--- Start ---

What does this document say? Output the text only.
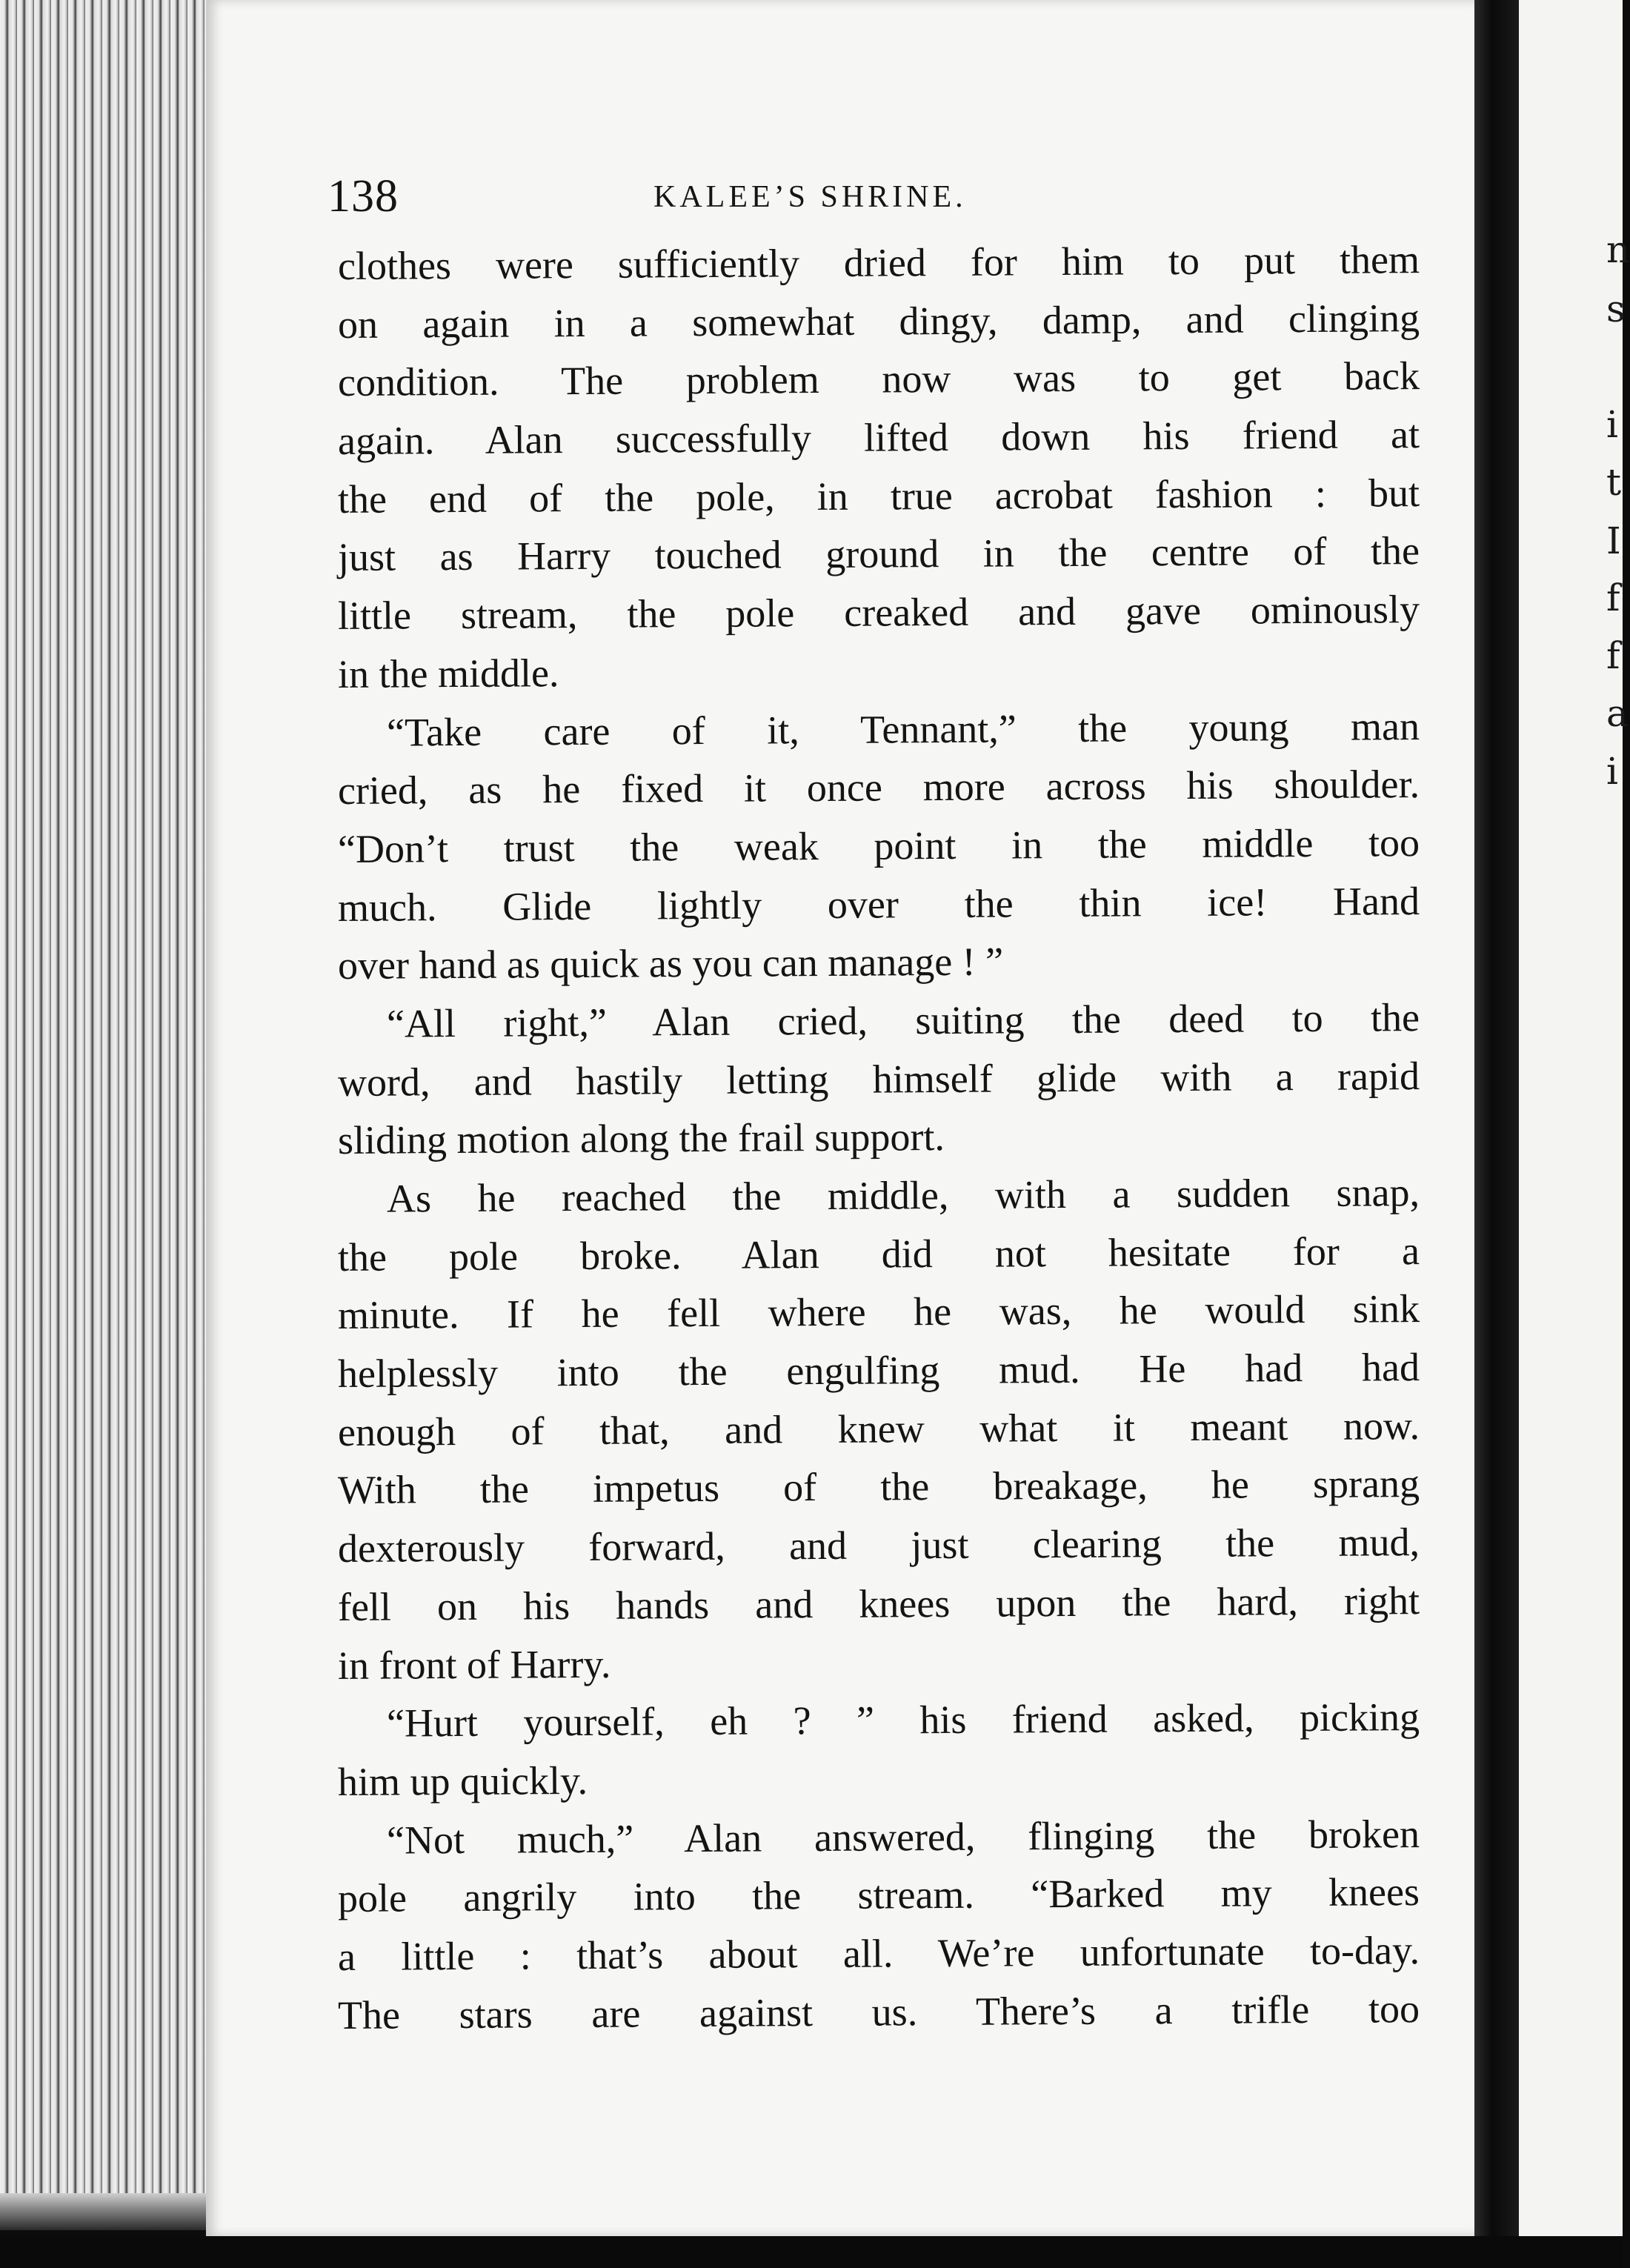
n
s
i
t
I
f
f
a
i
138	KALEE’S SHRINE.
clothes were sufficiently dried for him to put them
on again in a somewhat dingy, damp, and clinging
condition. The problem now was to get back
again. Alan successfully lifted down his friend at
the end of the pole, in true acrobat fashion : but
just as Harry touched ground in the centre of the
little stream, the pole creaked and gave ominously
in the middle.
“Take care of it, Tennant,” the young man
cried, as he fixed it once more across his shoulder.
“Don’t trust the weak point in the middle too
much. Glide lightly over the thin ice! Hand
over hand as quick as you can manage ! ”
“All right,” Alan cried, suiting the deed to the
word, and hastily letting himself glide with a rapid
sliding motion along the frail support.
As he reached the middle, with a sudden snap,
the pole broke. Alan did not hesitate for a
minute. If he fell where he was, he would sink
helplessly into the engulfing mud. He had had
enough of that, and knew what it meant now.
With the impetus of the breakage, he sprang
dexterously forward, and just clearing the mud,
fell on his hands and knees upon the hard, right
in front of Harry.
“Hurt yourself, eh ? ” his friend asked, picking
him up quickly.
“Not much,” Alan answered, flinging the broken
pole angrily into the stream. “Barked my knees
a little : that’s about all. We’re unfortunate to-day.
The stars are against us. There’s a trifle too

--- End ---

#### DIRECTIONS FOR THIS TASK:
Pull every line containing "knees" from the data.

#### RESULT FOR THIS TASK:
fell on his hands and knees upon the hard, right
pole angrily into the stream. “Barked my knees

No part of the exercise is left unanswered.